THE PROBLEM >> Return every record verbatim.

+ + + + +

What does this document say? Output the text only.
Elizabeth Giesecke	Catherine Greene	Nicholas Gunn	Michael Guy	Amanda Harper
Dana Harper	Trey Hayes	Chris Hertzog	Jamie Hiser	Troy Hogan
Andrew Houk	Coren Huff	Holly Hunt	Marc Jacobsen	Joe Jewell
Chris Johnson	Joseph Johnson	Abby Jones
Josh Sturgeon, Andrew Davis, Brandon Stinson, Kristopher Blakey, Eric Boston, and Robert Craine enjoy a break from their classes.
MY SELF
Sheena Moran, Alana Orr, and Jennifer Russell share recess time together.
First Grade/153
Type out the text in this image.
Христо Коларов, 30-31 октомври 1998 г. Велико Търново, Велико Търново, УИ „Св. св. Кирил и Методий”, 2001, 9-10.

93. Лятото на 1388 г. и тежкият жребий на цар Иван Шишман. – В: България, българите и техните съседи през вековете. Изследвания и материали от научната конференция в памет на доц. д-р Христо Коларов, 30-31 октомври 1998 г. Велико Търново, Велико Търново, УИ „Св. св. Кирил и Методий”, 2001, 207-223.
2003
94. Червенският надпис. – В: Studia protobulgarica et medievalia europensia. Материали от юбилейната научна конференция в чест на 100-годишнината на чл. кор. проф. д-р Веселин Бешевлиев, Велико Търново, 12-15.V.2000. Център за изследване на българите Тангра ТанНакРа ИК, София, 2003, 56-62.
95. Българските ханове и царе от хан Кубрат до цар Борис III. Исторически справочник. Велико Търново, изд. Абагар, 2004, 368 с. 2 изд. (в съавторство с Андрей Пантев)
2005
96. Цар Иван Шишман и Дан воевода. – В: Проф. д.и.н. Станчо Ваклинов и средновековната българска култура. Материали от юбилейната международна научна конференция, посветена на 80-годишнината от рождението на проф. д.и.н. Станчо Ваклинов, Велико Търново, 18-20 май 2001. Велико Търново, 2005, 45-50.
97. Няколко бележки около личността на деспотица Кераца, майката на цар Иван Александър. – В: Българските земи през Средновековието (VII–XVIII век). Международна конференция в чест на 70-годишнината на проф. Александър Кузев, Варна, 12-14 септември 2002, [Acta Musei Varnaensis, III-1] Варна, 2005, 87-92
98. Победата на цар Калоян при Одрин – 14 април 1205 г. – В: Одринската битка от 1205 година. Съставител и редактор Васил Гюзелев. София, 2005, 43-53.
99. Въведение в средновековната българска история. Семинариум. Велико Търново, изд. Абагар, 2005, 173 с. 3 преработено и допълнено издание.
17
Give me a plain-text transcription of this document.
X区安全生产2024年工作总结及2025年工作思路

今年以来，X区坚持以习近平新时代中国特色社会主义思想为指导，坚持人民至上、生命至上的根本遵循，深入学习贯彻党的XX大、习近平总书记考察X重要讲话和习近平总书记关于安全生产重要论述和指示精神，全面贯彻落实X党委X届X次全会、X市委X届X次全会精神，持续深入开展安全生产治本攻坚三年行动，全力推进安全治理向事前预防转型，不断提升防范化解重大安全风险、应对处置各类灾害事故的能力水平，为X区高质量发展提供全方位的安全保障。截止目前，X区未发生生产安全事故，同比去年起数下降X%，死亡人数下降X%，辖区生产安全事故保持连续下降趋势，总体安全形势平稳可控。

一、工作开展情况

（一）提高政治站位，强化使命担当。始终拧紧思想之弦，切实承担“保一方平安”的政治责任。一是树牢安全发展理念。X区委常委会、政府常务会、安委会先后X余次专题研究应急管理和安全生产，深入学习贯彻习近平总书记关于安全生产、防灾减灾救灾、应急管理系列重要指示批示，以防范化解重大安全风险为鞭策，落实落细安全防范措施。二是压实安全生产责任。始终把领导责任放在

+ + + + +

COMPLETE ANSWER >>
What does this document say? Output the text only.
Elizabeth Giesecke	Catherine Greene	Nicholas Gunn	Michael Guy	Amanda Harper
Dana Harper	Trey Hayes	Chris Hertzog	Jamie Hiser	Troy Hogan
Andrew Houk	Coren Huff	Holly Hunt	Marc Jacobsen	Joe Jewell
Chris Johnson	Joseph Johnson	Abby Jones
Josh Sturgeon, Andrew Davis, Brandon Stinson, Kristopher Blakey, Eric Boston, and Robert Craine enjoy a break from their classes.
MY SELF
Sheena Moran, Alana Orr, and Jennifer Russell share recess time together.
First Grade/153
Type out the text in this image.
Христо Коларов, 30-31 октомври 1998 г. Велико Търново, Велико Търново, УИ „Св. св. Кирил и Методий”, 2001, 9-10.

93. Лятото на 1388 г. и тежкият жребий на цар Иван Шишман. – В: България, българите и техните съседи през вековете. Изследвания и материали от научната конференция в памет на доц. д-р Христо Коларов, 30-31 октомври 1998 г. Велико Търново, Велико Търново, УИ „Св. св. Кирил и Методий”, 2001, 207-223.
2003
94. Червенският надпис. – В: Studia protobulgarica et medievalia europensia. Материали от юбилейната научна конференция в чест на 100-годишнината на чл. кор. проф. д-р Веселин Бешевлиев, Велико Търново, 12-15.V.2000. Център за изследване на българите Тангра ТанНакРа ИК, София, 2003, 56-62.
95. Българските ханове и царе от хан Кубрат до цар Борис III. Исторически справочник. Велико Търново, изд. Абагар, 2004, 368 с. 2 изд. (в съавторство с Андрей Пантев)
2005
96. Цар Иван Шишман и Дан воевода. – В: Проф. д.и.н. Станчо Ваклинов и средновековната българска култура. Материали от юбилейната международна научна конференция, посветена на 80-годишнината от рождението на проф. д.и.н. Станчо Ваклинов, Велико Търново, 18-20 май 2001. Велико Търново, 2005, 45-50.
97. Няколко бележки около личността на деспотица Кераца, майката на цар Иван Александър. – В: Българските земи през Средновековието (VII–XVIII век). Международна конференция в чест на 70-годишнината на проф. Александър Кузев, Варна, 12-14 септември 2002, [Acta Musei Varnaensis, III-1] Варна, 2005, 87-92
98. Победата на цар Калоян при Одрин – 14 април 1205 г. – В: Одринската битка от 1205 година. Съставител и редактор Васил Гюзелев. София, 2005, 43-53.
99. Въведение в средновековната българска история. Семинариум. Велико Търново, изд. Абагар, 2005, 173 с. 3 преработено и допълнено издание.
17
Give me a plain-text transcription of this document.
X区安全生产2024年工作总结及2025年工作思路

今年以来，X区坚持以习近平新时代中国特色社会主义思想为指导，坚持人民至上、生命至上的根本遵循，深入学习贯彻党的XX大、习近平总书记考察X重要讲话和习近平总书记关于安全生产重要论述和指示精神，全面贯彻落实X党委X届X次全会、X市委X届X次全会精神，持续深入开展安全生产治本攻坚三年行动，全力推进安全治理向事前预防转型，不断提升防范化解重大安全风险、应对处置各类灾害事故的能力水平，为X区高质量发展提供全方位的安全保障。截止目前，X区未发生生产安全事故，同比去年起数下降X%，死亡人数下降X%，辖区生产安全事故保持连续下降趋势，总体安全形势平稳可控。

一、工作开展情况

（一）提高政治站位，强化使命担当。始终拧紧思想之弦，切实承担“保一方平安”的政治责任。一是树牢安全发展理念。X区委常委会、政府常务会、安委会先后X余次专题研究应急管理和安全生产，深入学习贯彻习近平总书记关于安全生产、防灾减灾救灾、应急管理系列重要指示批示，以防范化解重大安全风险为鞭策，落实落细安全防范措施。二是压实安全生产责任。始终把领导责任放在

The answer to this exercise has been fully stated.